■ **Records contained in a dataset**:
BEGIN
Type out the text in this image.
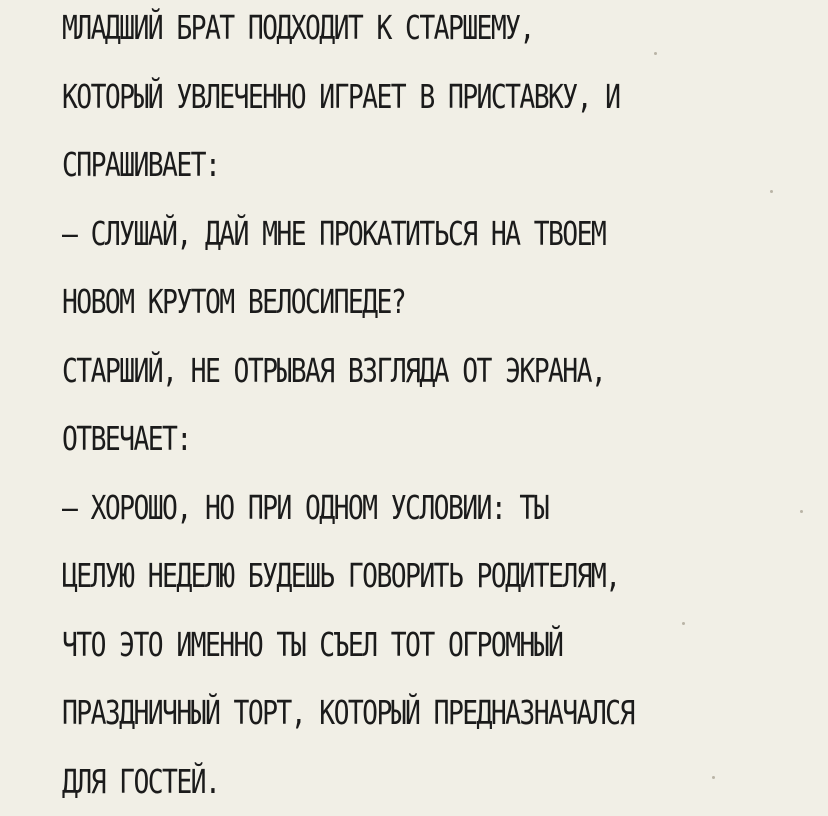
МЛАДШИЙ БРАТ ПОДХОДИТ К СТАРШЕМУ,
КОТОРЫЙ УВЛЕЧЕННО ИГРАЕТ В ПРИСТАВКУ, И
СПРАШИВАЕТ:
– СЛУШАЙ, ДАЙ МНЕ ПРОКАТИТЬСЯ НА ТВОЕМ
НОВОМ КРУТОМ ВЕЛОСИПЕДЕ?
СТАРШИЙ, НЕ ОТРЫВАЯ ВЗГЛЯДА ОТ ЭКРАНА,
ОТВЕЧАЕТ:
– ХОРОШО, НО ПРИ ОДНОМ УСЛОВИИ: ТЫ
ЦЕЛУЮ НЕДЕЛЮ БУДЕШЬ ГОВОРИТЬ РОДИТЕЛЯМ,
ЧТО ЭТО ИМЕННО ТЫ СЪЕЛ ТОТ ОГРОМНЫЙ
ПРАЗДНИЧНЫЙ ТОРТ, КОТОРЫЙ ПРЕДНАЗНАЧАЛСЯ
ДЛЯ ГОСТЕЙ.
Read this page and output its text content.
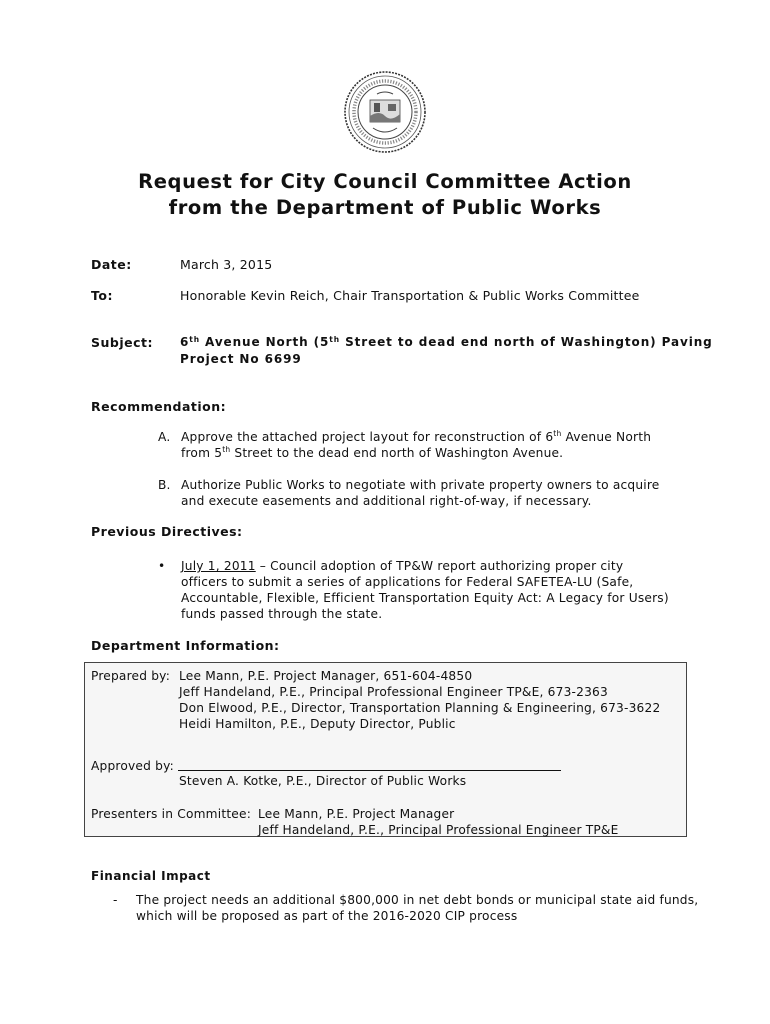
Request for City Council Committee Action
from the Department of Public Works
Date:	March 3, 2015
To:	Honorable Kevin Reich, Chair Transportation & Public Works Committee
Subject: 6th Avenue North (5th Street to dead end north of Washington) Paving
Project No 6699
Recommendation:
A. Approve the attached project layout for reconstruction of 6th Avenue North
from 5th Street to the dead end north of Washington Avenue.
B. Authorize Public Works to negotiate with private property owners to acquire
and execute easements and additional right-of-way, if necessary.
Previous Directives:
• July 1, 2011 – Council adoption of TP&W report authorizing proper city
officers to submit a series of applications for Federal SAFETEA-LU (Safe,
Accountable, Flexible, Efficient Transportation Equity Act: A Legacy for Users)
funds passed through the state.
Department Information:
Prepared by: Lee Mann, P.E. Project Manager, 651-604-4850
Jeff Handeland, P.E., Principal Professional Engineer TP&E, 673-2363
Don Elwood, P.E., Director, Transportation Planning & Engineering, 673-3622
Heidi Hamilton, P.E., Deputy Director, Public
Approved by:
Steven A. Kotke, P.E., Director of Public Works
Presenters in Committee: Lee Mann, P.E. Project Manager
Jeff Handeland, P.E., Principal Professional Engineer TP&E
Financial Impact
- The project needs an additional $800,000 in net debt bonds or municipal state aid funds,
which will be proposed as part of the 2016-2020 CIP process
END
■ **WHAT THE TASK REQUIRES**: Quote all the lines above exactly as given. Do not include the pictures.

■ **RESULT OF THE EXERCISE**:
Type out the text in this image.
МЛАДШИЙ БРАТ ПОДХОДИТ К СТАРШЕМУ,
КОТОРЫЙ УВЛЕЧЕННО ИГРАЕТ В ПРИСТАВКУ, И
СПРАШИВАЕТ:
– СЛУШАЙ, ДАЙ МНЕ ПРОКАТИТЬСЯ НА ТВОЕМ
НОВОМ КРУТОМ ВЕЛОСИПЕДЕ?
СТАРШИЙ, НЕ ОТРЫВАЯ ВЗГЛЯДА ОТ ЭКРАНА,
ОТВЕЧАЕТ:
– ХОРОШО, НО ПРИ ОДНОМ УСЛОВИИ: ТЫ
ЦЕЛУЮ НЕДЕЛЮ БУДЕШЬ ГОВОРИТЬ РОДИТЕЛЯМ,
ЧТО ЭТО ИМЕННО ТЫ СЪЕЛ ТОТ ОГРОМНЫЙ
ПРАЗДНИЧНЫЙ ТОРТ, КОТОРЫЙ ПРЕДНАЗНАЧАЛСЯ
ДЛЯ ГОСТЕЙ.
Read this page and output its text content.
Request for City Council Committee Action
from the Department of Public Works
Date:	March 3, 2015
To:	Honorable Kevin Reich, Chair Transportation & Public Works Committee
Subject: 6th Avenue North (5th Street to dead end north of Washington) Paving
Project No 6699
Recommendation:
A. Approve the attached project layout for reconstruction of 6th Avenue North
from 5th Street to the dead end north of Washington Avenue.
B. Authorize Public Works to negotiate with private property owners to acquire
and execute easements and additional right-of-way, if necessary.
Previous Directives:
• July 1, 2011 – Council adoption of TP&W report authorizing proper city
officers to submit a series of applications for Federal SAFETEA-LU (Safe,
Accountable, Flexible, Efficient Transportation Equity Act: A Legacy for Users)
funds passed through the state.
Department Information:
Prepared by: Lee Mann, P.E. Project Manager, 651-604-4850
Jeff Handeland, P.E., Principal Professional Engineer TP&E, 673-2363
Don Elwood, P.E., Director, Transportation Planning & Engineering, 673-3622
Heidi Hamilton, P.E., Deputy Director, Public
Approved by:
Steven A. Kotke, P.E., Director of Public Works
Presenters in Committee: Lee Mann, P.E. Project Manager
Jeff Handeland, P.E., Principal Professional Engineer TP&E
Financial Impact
- The project needs an additional $800,000 in net debt bonds or municipal state aid funds,
which will be proposed as part of the 2016-2020 CIP process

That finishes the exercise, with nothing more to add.